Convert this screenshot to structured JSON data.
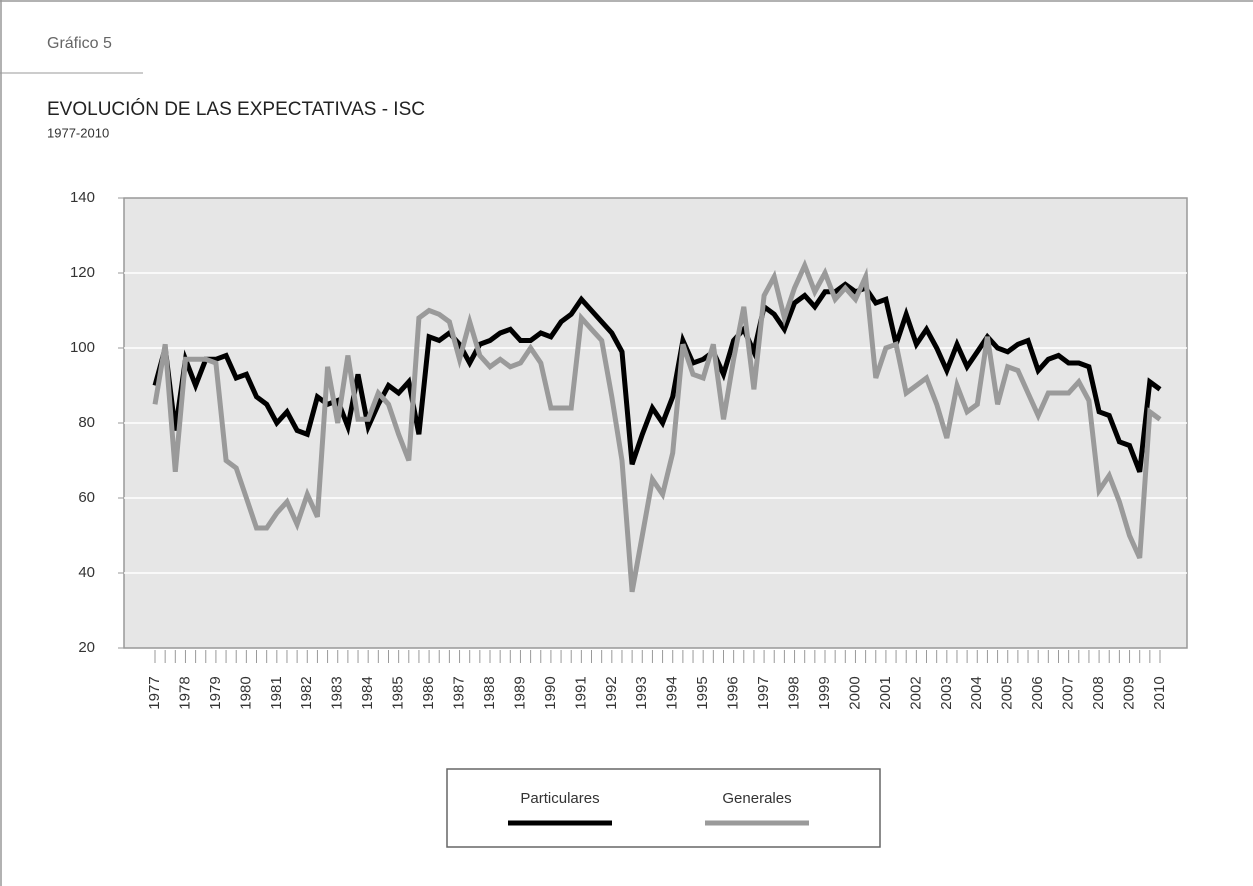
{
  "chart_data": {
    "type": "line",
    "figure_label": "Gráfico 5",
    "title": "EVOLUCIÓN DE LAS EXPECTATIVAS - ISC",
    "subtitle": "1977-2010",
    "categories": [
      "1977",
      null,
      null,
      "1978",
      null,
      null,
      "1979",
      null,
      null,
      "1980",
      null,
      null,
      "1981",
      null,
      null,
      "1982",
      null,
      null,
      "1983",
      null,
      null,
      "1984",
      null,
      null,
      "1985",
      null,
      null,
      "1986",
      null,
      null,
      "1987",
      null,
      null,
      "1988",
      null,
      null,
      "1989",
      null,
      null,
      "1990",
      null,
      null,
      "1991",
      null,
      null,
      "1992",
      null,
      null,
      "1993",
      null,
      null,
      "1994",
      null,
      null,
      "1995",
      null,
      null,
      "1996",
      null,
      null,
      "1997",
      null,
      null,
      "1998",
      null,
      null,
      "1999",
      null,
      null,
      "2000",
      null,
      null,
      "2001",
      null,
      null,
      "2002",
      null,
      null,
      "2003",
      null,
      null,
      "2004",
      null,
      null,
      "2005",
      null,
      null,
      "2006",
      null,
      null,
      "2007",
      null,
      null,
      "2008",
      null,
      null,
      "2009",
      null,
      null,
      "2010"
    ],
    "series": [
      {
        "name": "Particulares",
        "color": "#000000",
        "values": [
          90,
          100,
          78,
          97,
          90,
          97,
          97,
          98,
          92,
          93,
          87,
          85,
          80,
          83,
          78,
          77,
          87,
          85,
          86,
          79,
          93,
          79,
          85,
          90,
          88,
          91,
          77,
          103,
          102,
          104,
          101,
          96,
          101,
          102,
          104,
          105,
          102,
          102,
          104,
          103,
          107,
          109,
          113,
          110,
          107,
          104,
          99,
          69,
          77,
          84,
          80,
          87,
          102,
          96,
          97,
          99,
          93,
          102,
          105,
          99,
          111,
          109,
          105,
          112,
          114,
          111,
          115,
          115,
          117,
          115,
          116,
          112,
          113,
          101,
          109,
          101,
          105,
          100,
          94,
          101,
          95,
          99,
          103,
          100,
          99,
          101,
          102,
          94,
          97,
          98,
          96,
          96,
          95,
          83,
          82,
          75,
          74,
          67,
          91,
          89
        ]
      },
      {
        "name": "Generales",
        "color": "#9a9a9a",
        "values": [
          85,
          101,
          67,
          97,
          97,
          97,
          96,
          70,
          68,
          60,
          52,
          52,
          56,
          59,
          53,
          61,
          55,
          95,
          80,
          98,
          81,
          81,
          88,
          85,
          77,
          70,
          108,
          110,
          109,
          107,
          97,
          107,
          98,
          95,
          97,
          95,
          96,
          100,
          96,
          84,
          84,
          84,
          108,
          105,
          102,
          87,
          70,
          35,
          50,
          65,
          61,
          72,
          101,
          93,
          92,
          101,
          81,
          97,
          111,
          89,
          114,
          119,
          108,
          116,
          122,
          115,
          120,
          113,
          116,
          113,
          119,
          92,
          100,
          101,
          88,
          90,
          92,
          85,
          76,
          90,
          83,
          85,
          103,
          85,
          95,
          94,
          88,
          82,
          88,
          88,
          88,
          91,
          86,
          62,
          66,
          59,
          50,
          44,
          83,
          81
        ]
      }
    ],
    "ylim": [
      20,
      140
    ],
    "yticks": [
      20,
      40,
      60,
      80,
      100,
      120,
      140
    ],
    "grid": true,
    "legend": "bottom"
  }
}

▬▬▬▬▬▬▬▬▬▬

Print all of the entries word for word. Skip any images they contain.

> _Exercise output_:
Convert this screenshot to structured JSON data.
{
  "chart_data": {
    "type": "line",
    "figure_label": "Gráfico 5",
    "title": "EVOLUCIÓN DE LAS EXPECTATIVAS - ISC",
    "subtitle": "1977-2010",
    "categories": [
      "1977",
      null,
      null,
      "1978",
      null,
      null,
      "1979",
      null,
      null,
      "1980",
      null,
      null,
      "1981",
      null,
      null,
      "1982",
      null,
      null,
      "1983",
      null,
      null,
      "1984",
      null,
      null,
      "1985",
      null,
      null,
      "1986",
      null,
      null,
      "1987",
      null,
      null,
      "1988",
      null,
      null,
      "1989",
      null,
      null,
      "1990",
      null,
      null,
      "1991",
      null,
      null,
      "1992",
      null,
      null,
      "1993",
      null,
      null,
      "1994",
      null,
      null,
      "1995",
      null,
      null,
      "1996",
      null,
      null,
      "1997",
      null,
      null,
      "1998",
      null,
      null,
      "1999",
      null,
      null,
      "2000",
      null,
      null,
      "2001",
      null,
      null,
      "2002",
      null,
      null,
      "2003",
      null,
      null,
      "2004",
      null,
      null,
      "2005",
      null,
      null,
      "2006",
      null,
      null,
      "2007",
      null,
      null,
      "2008",
      null,
      null,
      "2009",
      null,
      null,
      "2010"
    ],
    "series": [
      {
        "name": "Particulares",
        "color": "#000000",
        "values": [
          90,
          100,
          78,
          97,
          90,
          97,
          97,
          98,
          92,
          93,
          87,
          85,
          80,
          83,
          78,
          77,
          87,
          85,
          86,
          79,
          93,
          79,
          85,
          90,
          88,
          91,
          77,
          103,
          102,
          104,
          101,
          96,
          101,
          102,
          104,
          105,
          102,
          102,
          104,
          103,
          107,
          109,
          113,
          110,
          107,
          104,
          99,
          69,
          77,
          84,
          80,
          87,
          102,
          96,
          97,
          99,
          93,
          102,
          105,
          99,
          111,
          109,
          105,
          112,
          114,
          111,
          115,
          115,
          117,
          115,
          116,
          112,
          113,
          101,
          109,
          101,
          105,
          100,
          94,
          101,
          95,
          99,
          103,
          100,
          99,
          101,
          102,
          94,
          97,
          98,
          96,
          96,
          95,
          83,
          82,
          75,
          74,
          67,
          91,
          89
        ]
      },
      {
        "name": "Generales",
        "color": "#9a9a9a",
        "values": [
          85,
          101,
          67,
          97,
          97,
          97,
          96,
          70,
          68,
          60,
          52,
          52,
          56,
          59,
          53,
          61,
          55,
          95,
          80,
          98,
          81,
          81,
          88,
          85,
          77,
          70,
          108,
          110,
          109,
          107,
          97,
          107,
          98,
          95,
          97,
          95,
          96,
          100,
          96,
          84,
          84,
          84,
          108,
          105,
          102,
          87,
          70,
          35,
          50,
          65,
          61,
          72,
          101,
          93,
          92,
          101,
          81,
          97,
          111,
          89,
          114,
          119,
          108,
          116,
          122,
          115,
          120,
          113,
          116,
          113,
          119,
          92,
          100,
          101,
          88,
          90,
          92,
          85,
          76,
          90,
          83,
          85,
          103,
          85,
          95,
          94,
          88,
          82,
          88,
          88,
          88,
          91,
          86,
          62,
          66,
          59,
          50,
          44,
          83,
          81
        ]
      }
    ],
    "ylim": [
      20,
      140
    ],
    "yticks": [
      20,
      40,
      60,
      80,
      100,
      120,
      140
    ],
    "grid": true,
    "legend": "bottom"
  }
}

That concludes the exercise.